## Raw records:
◆ ◆ ◆ ◆

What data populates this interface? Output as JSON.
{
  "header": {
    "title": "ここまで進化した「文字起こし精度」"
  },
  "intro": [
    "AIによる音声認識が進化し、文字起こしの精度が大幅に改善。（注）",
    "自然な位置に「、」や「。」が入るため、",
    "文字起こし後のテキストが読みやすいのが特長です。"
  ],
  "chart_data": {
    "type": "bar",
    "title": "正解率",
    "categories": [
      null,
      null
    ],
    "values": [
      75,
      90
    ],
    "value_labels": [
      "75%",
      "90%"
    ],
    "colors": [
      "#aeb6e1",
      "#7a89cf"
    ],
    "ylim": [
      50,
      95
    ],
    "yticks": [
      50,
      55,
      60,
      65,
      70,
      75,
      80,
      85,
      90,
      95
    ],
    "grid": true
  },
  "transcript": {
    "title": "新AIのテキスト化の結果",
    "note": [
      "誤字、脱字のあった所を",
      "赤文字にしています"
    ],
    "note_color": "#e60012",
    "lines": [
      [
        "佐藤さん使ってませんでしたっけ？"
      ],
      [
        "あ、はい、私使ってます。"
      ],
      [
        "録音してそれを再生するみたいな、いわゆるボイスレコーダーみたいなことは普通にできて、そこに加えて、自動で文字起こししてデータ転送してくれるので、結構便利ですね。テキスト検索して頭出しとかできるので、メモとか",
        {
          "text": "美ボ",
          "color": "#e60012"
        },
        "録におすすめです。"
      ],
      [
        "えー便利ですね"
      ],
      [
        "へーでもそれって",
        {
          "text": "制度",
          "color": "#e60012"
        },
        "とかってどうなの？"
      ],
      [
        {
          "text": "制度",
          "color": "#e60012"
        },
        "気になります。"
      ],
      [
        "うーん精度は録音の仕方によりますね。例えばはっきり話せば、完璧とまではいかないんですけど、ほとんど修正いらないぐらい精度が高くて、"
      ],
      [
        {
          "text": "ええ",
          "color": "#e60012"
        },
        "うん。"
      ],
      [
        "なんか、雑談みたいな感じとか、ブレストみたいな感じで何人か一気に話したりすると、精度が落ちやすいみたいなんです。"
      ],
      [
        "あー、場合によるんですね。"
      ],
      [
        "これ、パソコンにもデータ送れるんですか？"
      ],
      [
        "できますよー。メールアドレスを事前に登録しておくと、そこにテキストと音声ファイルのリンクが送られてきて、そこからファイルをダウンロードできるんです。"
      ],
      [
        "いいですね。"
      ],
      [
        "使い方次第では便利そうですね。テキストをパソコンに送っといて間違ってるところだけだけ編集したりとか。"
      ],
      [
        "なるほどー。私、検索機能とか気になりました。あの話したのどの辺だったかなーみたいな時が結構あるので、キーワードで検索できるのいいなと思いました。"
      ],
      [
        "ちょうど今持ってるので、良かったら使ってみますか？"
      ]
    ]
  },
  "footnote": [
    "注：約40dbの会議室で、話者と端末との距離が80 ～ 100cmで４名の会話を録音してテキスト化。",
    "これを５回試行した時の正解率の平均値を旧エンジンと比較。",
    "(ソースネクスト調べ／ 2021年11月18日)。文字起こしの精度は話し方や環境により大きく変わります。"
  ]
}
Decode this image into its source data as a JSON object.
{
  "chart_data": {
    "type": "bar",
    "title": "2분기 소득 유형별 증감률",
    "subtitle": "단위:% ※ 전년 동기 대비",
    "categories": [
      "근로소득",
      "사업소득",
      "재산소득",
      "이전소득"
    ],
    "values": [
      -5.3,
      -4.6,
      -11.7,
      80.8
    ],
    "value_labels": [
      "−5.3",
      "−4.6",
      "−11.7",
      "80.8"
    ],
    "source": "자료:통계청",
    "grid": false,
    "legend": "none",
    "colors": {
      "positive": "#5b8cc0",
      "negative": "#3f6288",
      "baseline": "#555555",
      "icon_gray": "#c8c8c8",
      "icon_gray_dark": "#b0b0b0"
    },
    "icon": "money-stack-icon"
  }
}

◆ ◆ ◆ ◆

## What you have to do:
In the records above, locate the line that contains "Decode this image". Repeat it and every line after it, exactly, and nothing else.

## Completed exercise:
Decode this image into its source data as a JSON object.
{
  "chart_data": {
    "type": "bar",
    "title": "2분기 소득 유형별 증감률",
    "subtitle": "단위:% ※ 전년 동기 대비",
    "categories": [
      "근로소득",
      "사업소득",
      "재산소득",
      "이전소득"
    ],
    "values": [
      -5.3,
      -4.6,
      -11.7,
      80.8
    ],
    "value_labels": [
      "−5.3",
      "−4.6",
      "−11.7",
      "80.8"
    ],
    "source": "자료:통계청",
    "grid": false,
    "legend": "none",
    "colors": {
      "positive": "#5b8cc0",
      "negative": "#3f6288",
      "baseline": "#555555",
      "icon_gray": "#c8c8c8",
      "icon_gray_dark": "#b0b0b0"
    },
    "icon": "money-stack-icon"
  }
}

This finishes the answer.